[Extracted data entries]

▽

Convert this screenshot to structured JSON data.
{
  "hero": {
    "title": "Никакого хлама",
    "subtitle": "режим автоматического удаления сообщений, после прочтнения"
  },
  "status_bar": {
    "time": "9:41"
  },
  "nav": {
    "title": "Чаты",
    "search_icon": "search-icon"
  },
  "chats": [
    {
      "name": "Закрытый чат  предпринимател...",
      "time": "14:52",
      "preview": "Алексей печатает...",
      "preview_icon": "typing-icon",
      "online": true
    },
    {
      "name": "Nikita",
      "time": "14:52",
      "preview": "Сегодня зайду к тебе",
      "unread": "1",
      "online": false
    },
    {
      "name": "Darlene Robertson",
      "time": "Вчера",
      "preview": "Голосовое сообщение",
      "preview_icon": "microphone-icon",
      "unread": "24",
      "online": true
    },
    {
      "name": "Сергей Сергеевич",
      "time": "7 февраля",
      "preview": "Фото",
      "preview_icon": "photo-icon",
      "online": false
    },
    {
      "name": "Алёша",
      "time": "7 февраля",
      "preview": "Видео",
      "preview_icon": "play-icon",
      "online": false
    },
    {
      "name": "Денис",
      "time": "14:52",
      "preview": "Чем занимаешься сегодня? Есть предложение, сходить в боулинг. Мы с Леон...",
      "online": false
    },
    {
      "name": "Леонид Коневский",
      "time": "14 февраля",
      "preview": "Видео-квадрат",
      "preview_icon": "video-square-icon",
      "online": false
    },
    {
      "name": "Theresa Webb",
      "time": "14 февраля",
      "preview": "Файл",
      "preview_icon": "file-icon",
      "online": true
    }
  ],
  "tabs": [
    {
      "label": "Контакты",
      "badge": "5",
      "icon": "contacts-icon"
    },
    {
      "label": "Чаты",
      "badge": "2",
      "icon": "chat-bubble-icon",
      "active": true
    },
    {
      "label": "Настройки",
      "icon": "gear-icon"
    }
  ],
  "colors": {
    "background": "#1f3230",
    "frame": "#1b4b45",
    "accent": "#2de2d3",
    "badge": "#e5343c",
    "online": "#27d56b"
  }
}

△

Given request ::
Exactly reproduce every record.

The output ::
Convert this screenshot to structured JSON data.
{
  "hero": {
    "title": "Никакого хлама",
    "subtitle": "режим автоматического удаления сообщений, после прочтнения"
  },
  "status_bar": {
    "time": "9:41"
  },
  "nav": {
    "title": "Чаты",
    "search_icon": "search-icon"
  },
  "chats": [
    {
      "name": "Закрытый чат  предпринимател...",
      "time": "14:52",
      "preview": "Алексей печатает...",
      "preview_icon": "typing-icon",
      "online": true
    },
    {
      "name": "Nikita",
      "time": "14:52",
      "preview": "Сегодня зайду к тебе",
      "unread": "1",
      "online": false
    },
    {
      "name": "Darlene Robertson",
      "time": "Вчера",
      "preview": "Голосовое сообщение",
      "preview_icon": "microphone-icon",
      "unread": "24",
      "online": true
    },
    {
      "name": "Сергей Сергеевич",
      "time": "7 февраля",
      "preview": "Фото",
      "preview_icon": "photo-icon",
      "online": false
    },
    {
      "name": "Алёша",
      "time": "7 февраля",
      "preview": "Видео",
      "preview_icon": "play-icon",
      "online": false
    },
    {
      "name": "Денис",
      "time": "14:52",
      "preview": "Чем занимаешься сегодня? Есть предложение, сходить в боулинг. Мы с Леон...",
      "online": false
    },
    {
      "name": "Леонид Коневский",
      "time": "14 февраля",
      "preview": "Видео-квадрат",
      "preview_icon": "video-square-icon",
      "online": false
    },
    {
      "name": "Theresa Webb",
      "time": "14 февраля",
      "preview": "Файл",
      "preview_icon": "file-icon",
      "online": true
    }
  ],
  "tabs": [
    {
      "label": "Контакты",
      "badge": "5",
      "icon": "contacts-icon"
    },
    {
      "label": "Чаты",
      "badge": "2",
      "icon": "chat-bubble-icon",
      "active": true
    },
    {
      "label": "Настройки",
      "icon": "gear-icon"
    }
  ],
  "colors": {
    "background": "#1f3230",
    "frame": "#1b4b45",
    "accent": "#2de2d3",
    "badge": "#e5343c",
    "online": "#27d56b"
  }
}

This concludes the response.